- **Exercise brief**
Every record that follows should be printed verbatim.

---- Recorded data

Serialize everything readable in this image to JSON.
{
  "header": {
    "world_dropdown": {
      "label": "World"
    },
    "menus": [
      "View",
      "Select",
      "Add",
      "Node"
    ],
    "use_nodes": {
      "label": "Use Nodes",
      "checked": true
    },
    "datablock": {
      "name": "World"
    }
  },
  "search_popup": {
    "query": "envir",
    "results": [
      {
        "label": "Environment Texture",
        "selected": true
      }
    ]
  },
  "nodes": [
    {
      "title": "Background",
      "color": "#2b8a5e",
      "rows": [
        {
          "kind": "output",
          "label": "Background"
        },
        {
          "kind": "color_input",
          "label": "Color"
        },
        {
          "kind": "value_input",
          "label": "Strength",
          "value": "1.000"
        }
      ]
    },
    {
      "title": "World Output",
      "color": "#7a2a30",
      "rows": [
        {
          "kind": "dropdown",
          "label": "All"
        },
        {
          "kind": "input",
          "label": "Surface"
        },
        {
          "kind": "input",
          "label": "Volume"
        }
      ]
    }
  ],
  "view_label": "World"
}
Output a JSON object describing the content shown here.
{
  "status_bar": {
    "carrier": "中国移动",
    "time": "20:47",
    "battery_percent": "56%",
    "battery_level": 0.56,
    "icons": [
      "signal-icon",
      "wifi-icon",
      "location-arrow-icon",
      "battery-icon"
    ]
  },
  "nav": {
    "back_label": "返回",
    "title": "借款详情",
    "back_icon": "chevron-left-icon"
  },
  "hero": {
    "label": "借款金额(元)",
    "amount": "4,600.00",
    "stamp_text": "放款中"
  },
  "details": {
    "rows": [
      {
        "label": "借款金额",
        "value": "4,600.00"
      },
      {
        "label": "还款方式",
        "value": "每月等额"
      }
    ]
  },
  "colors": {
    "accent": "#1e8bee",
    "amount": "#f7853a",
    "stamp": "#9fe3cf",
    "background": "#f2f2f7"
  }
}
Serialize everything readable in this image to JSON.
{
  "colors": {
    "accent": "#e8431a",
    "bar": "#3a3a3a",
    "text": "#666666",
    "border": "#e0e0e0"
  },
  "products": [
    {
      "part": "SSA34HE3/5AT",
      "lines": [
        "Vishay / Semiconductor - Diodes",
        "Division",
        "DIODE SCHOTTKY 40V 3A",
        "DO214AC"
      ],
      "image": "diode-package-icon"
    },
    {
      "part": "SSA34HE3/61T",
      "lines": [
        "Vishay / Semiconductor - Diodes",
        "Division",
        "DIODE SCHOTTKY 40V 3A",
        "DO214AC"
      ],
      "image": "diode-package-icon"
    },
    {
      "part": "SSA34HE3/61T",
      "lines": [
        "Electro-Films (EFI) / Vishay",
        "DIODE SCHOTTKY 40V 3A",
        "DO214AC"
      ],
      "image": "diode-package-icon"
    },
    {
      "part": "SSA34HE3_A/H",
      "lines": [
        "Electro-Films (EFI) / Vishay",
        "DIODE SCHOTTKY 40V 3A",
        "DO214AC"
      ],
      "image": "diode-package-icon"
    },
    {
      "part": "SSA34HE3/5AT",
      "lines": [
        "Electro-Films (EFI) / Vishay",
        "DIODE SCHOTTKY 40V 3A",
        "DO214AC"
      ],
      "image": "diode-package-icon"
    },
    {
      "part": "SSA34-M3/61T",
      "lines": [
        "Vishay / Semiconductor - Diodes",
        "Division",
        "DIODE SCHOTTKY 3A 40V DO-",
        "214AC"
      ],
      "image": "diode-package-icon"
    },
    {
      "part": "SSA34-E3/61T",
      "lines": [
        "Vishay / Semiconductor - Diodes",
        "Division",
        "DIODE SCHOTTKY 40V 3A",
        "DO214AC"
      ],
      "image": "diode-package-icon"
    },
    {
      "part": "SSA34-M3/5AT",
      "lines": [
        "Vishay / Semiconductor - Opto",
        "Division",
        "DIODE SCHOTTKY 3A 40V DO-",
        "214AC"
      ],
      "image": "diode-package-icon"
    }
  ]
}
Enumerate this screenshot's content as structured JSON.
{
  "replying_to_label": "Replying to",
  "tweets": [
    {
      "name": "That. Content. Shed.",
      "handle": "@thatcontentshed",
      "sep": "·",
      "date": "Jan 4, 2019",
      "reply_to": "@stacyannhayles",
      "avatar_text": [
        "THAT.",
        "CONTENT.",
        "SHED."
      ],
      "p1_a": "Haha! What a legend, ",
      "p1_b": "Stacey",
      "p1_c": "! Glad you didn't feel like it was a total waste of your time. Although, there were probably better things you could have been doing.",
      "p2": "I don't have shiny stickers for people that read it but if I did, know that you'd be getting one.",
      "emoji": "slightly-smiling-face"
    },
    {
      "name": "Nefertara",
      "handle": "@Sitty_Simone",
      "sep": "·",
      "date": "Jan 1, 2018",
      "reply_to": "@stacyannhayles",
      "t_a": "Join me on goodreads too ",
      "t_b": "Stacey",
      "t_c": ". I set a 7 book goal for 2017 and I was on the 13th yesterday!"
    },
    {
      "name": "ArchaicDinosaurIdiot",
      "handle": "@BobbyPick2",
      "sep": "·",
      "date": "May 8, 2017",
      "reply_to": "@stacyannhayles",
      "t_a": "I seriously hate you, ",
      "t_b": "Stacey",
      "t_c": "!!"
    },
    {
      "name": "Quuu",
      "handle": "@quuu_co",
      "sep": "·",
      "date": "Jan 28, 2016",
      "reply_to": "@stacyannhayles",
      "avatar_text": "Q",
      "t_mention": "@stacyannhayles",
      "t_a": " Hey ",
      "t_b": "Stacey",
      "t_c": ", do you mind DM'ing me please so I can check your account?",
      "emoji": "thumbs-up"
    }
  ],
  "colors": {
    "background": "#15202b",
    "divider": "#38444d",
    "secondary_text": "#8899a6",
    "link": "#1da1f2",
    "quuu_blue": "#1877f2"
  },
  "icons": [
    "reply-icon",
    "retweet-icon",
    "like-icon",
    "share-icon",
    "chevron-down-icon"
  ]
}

--------

- **Result below**
Serialize everything readable in this image to JSON.
{
  "header": {
    "world_dropdown": {
      "label": "World"
    },
    "menus": [
      "View",
      "Select",
      "Add",
      "Node"
    ],
    "use_nodes": {
      "label": "Use Nodes",
      "checked": true
    },
    "datablock": {
      "name": "World"
    }
  },
  "search_popup": {
    "query": "envir",
    "results": [
      {
        "label": "Environment Texture",
        "selected": true
      }
    ]
  },
  "nodes": [
    {
      "title": "Background",
      "color": "#2b8a5e",
      "rows": [
        {
          "kind": "output",
          "label": "Background"
        },
        {
          "kind": "color_input",
          "label": "Color"
        },
        {
          "kind": "value_input",
          "label": "Strength",
          "value": "1.000"
        }
      ]
    },
    {
      "title": "World Output",
      "color": "#7a2a30",
      "rows": [
        {
          "kind": "dropdown",
          "label": "All"
        },
        {
          "kind": "input",
          "label": "Surface"
        },
        {
          "kind": "input",
          "label": "Volume"
        }
      ]
    }
  ],
  "view_label": "World"
}
Output a JSON object describing the content shown here.
{
  "status_bar": {
    "carrier": "中国移动",
    "time": "20:47",
    "battery_percent": "56%",
    "battery_level": 0.56,
    "icons": [
      "signal-icon",
      "wifi-icon",
      "location-arrow-icon",
      "battery-icon"
    ]
  },
  "nav": {
    "back_label": "返回",
    "title": "借款详情",
    "back_icon": "chevron-left-icon"
  },
  "hero": {
    "label": "借款金额(元)",
    "amount": "4,600.00",
    "stamp_text": "放款中"
  },
  "details": {
    "rows": [
      {
        "label": "借款金额",
        "value": "4,600.00"
      },
      {
        "label": "还款方式",
        "value": "每月等额"
      }
    ]
  },
  "colors": {
    "accent": "#1e8bee",
    "amount": "#f7853a",
    "stamp": "#9fe3cf",
    "background": "#f2f2f7"
  }
}
Serialize everything readable in this image to JSON.
{
  "colors": {
    "accent": "#e8431a",
    "bar": "#3a3a3a",
    "text": "#666666",
    "border": "#e0e0e0"
  },
  "products": [
    {
      "part": "SSA34HE3/5AT",
      "lines": [
        "Vishay / Semiconductor - Diodes",
        "Division",
        "DIODE SCHOTTKY 40V 3A",
        "DO214AC"
      ],
      "image": "diode-package-icon"
    },
    {
      "part": "SSA34HE3/61T",
      "lines": [
        "Vishay / Semiconductor - Diodes",
        "Division",
        "DIODE SCHOTTKY 40V 3A",
        "DO214AC"
      ],
      "image": "diode-package-icon"
    },
    {
      "part": "SSA34HE3/61T",
      "lines": [
        "Electro-Films (EFI) / Vishay",
        "DIODE SCHOTTKY 40V 3A",
        "DO214AC"
      ],
      "image": "diode-package-icon"
    },
    {
      "part": "SSA34HE3_A/H",
      "lines": [
        "Electro-Films (EFI) / Vishay",
        "DIODE SCHOTTKY 40V 3A",
        "DO214AC"
      ],
      "image": "diode-package-icon"
    },
    {
      "part": "SSA34HE3/5AT",
      "lines": [
        "Electro-Films (EFI) / Vishay",
        "DIODE SCHOTTKY 40V 3A",
        "DO214AC"
      ],
      "image": "diode-package-icon"
    },
    {
      "part": "SSA34-M3/61T",
      "lines": [
        "Vishay / Semiconductor - Diodes",
        "Division",
        "DIODE SCHOTTKY 3A 40V DO-",
        "214AC"
      ],
      "image": "diode-package-icon"
    },
    {
      "part": "SSA34-E3/61T",
      "lines": [
        "Vishay / Semiconductor - Diodes",
        "Division",
        "DIODE SCHOTTKY 40V 3A",
        "DO214AC"
      ],
      "image": "diode-package-icon"
    },
    {
      "part": "SSA34-M3/5AT",
      "lines": [
        "Vishay / Semiconductor - Opto",
        "Division",
        "DIODE SCHOTTKY 3A 40V DO-",
        "214AC"
      ],
      "image": "diode-package-icon"
    }
  ]
}
Enumerate this screenshot's content as structured JSON.
{
  "replying_to_label": "Replying to",
  "tweets": [
    {
      "name": "That. Content. Shed.",
      "handle": "@thatcontentshed",
      "sep": "·",
      "date": "Jan 4, 2019",
      "reply_to": "@stacyannhayles",
      "avatar_text": [
        "THAT.",
        "CONTENT.",
        "SHED."
      ],
      "p1_a": "Haha! What a legend, ",
      "p1_b": "Stacey",
      "p1_c": "! Glad you didn't feel like it was a total waste of your time. Although, there were probably better things you could have been doing.",
      "p2": "I don't have shiny stickers for people that read it but if I did, know that you'd be getting one.",
      "emoji": "slightly-smiling-face"
    },
    {
      "name": "Nefertara",
      "handle": "@Sitty_Simone",
      "sep": "·",
      "date": "Jan 1, 2018",
      "reply_to": "@stacyannhayles",
      "t_a": "Join me on goodreads too ",
      "t_b": "Stacey",
      "t_c": ". I set a 7 book goal for 2017 and I was on the 13th yesterday!"
    },
    {
      "name": "ArchaicDinosaurIdiot",
      "handle": "@BobbyPick2",
      "sep": "·",
      "date": "May 8, 2017",
      "reply_to": "@stacyannhayles",
      "t_a": "I seriously hate you, ",
      "t_b": "Stacey",
      "t_c": "!!"
    },
    {
      "name": "Quuu",
      "handle": "@quuu_co",
      "sep": "·",
      "date": "Jan 28, 2016",
      "reply_to": "@stacyannhayles",
      "avatar_text": "Q",
      "t_mention": "@stacyannhayles",
      "t_a": " Hey ",
      "t_b": "Stacey",
      "t_c": ", do you mind DM'ing me please so I can check your account?",
      "emoji": "thumbs-up"
    }
  ],
  "colors": {
    "background": "#15202b",
    "divider": "#38444d",
    "secondary_text": "#8899a6",
    "link": "#1da1f2",
    "quuu_blue": "#1877f2"
  },
  "icons": [
    "reply-icon",
    "retweet-icon",
    "like-icon",
    "share-icon",
    "chevron-down-icon"
  ]
}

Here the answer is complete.